- **SOURCE EXTRACT**:
────────────────

From athletics, Duncan has become one of most well read observers of the Olympic sport world, a rarefied world where realpolitik, or perhaps, the art of the deal, is an everyday occurrence, perhaps an involuntary response, like breathing. Duncan admits some fascination with the world of Olympic sport, and he communicates that fascination in his daily columns on, the new site of his Olympic and sport observations.

Duncan recently moved his Olympic coverage to on September 1, 2009. Just before he left for Copenhagen on September 30, 2009, Duncan sent us this very candid interview. As is my modus operandi, I sent Duncan the questions, and his answers, with the caveat of some American english changes (sorry, Duncan), this is all Duncan...a fascinating interview just before we hear who wins the 2016 bid. Duncan has gone on the record saying Chicago....

RBR, # 1: Tell us how you got started as an athletics journalist?

Duncan Mackay: I started out on the Slough & Windsor Observer as a trainee reporter doing all the things young trainee reporters do – covering the local fete, court duty, ringing up the local vicar. At the weekends I used to cover whatever sports event needed doing. Windsor, Slough & Eton Athletics Club at the time had a crop of promising youngsters emerging, including 400m runner Mark Richardson, so I started doing more and more athletics. In 1989 I won Local Sports Journalist of the Year in the UK Press awards. That led to Randall Northam at Athletics Today magazine contacting me and asking me to work for them. That was a fantastic opportunity and I traveled the world covering major meetings and events, occasionally freelancing for national newspapers. Unfortunately Athletics Today closed in 1993 and I become, very briefly, editor of Rugby World magazine. When I left there I freelanced for a while before joining The Observer in 1995. In 1996 I was appointed athletics correspondent of The Guardian, the Observer’s sister newspaper, and combined the two roles until I left in 2007.

────────────────

Raw records:
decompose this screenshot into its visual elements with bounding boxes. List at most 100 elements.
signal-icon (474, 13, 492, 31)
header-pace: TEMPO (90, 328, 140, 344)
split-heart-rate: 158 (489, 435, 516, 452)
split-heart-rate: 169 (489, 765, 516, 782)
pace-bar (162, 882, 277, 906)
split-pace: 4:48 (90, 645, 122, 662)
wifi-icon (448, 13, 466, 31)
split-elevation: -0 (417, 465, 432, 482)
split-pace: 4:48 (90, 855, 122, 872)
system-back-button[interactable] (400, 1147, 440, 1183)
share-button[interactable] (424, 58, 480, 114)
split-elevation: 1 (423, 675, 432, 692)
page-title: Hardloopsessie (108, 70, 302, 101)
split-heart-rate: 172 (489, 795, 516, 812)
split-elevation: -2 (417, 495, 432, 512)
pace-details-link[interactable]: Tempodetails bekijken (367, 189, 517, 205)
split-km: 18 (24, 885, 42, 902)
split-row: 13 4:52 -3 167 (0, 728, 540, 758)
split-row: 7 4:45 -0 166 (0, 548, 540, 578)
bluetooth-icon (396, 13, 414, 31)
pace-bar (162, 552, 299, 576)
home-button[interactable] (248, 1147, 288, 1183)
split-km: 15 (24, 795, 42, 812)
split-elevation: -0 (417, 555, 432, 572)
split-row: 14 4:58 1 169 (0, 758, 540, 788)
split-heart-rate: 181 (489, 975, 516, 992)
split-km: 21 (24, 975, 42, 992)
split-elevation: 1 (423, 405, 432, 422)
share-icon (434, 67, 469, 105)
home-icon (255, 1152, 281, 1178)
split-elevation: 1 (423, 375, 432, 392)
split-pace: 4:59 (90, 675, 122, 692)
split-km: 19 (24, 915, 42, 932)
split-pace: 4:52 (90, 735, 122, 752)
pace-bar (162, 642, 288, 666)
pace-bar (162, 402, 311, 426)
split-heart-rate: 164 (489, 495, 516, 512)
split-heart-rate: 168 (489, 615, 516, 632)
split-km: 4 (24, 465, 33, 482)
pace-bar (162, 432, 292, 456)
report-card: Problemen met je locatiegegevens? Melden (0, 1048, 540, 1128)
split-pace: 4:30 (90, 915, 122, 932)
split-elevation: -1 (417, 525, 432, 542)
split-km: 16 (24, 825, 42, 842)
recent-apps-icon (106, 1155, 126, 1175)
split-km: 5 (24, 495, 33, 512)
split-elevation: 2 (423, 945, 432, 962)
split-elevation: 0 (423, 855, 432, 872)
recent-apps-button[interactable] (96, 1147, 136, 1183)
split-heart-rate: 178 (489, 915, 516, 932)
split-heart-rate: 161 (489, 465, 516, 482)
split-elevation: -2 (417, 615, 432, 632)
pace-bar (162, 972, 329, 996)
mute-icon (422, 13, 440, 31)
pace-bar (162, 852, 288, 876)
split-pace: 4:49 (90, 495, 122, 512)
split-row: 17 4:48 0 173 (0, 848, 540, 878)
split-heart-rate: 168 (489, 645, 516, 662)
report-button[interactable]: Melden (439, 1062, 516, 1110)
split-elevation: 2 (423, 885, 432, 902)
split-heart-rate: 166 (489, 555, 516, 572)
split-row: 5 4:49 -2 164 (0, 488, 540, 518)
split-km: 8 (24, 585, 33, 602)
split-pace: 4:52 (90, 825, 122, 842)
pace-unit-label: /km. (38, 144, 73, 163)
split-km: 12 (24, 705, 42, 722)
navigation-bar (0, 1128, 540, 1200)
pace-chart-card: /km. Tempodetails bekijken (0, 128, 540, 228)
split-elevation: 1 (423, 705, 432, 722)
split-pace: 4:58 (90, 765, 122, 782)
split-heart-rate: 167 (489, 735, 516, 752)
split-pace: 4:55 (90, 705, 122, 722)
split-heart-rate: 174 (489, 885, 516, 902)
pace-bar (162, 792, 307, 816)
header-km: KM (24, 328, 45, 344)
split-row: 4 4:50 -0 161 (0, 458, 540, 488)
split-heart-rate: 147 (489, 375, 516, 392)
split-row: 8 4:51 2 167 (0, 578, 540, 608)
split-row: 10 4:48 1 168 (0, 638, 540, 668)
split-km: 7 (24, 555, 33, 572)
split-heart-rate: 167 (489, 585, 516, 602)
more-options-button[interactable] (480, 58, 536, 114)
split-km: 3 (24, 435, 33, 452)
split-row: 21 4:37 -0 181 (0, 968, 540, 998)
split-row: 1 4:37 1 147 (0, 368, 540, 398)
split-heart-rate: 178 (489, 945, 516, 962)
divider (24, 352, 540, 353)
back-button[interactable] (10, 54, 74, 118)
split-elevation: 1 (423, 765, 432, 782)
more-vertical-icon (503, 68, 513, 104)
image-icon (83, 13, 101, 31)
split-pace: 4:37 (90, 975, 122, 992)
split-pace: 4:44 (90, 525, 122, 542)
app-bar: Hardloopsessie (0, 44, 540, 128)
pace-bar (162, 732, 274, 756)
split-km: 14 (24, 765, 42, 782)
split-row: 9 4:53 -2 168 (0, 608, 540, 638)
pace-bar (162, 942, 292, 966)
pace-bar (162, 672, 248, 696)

────────────────

- **WORK TO BE COMPLETED**:
What is the Spanish translation of this sentence from the Duncan Mackay interview: "In 1989 I won Local Sports Journalist of the Year in the UK Press awards."?

- **RESPONSE**:
En 1989 gané el galardón de Periodista Deportivo Local del Año en los premios UK Press.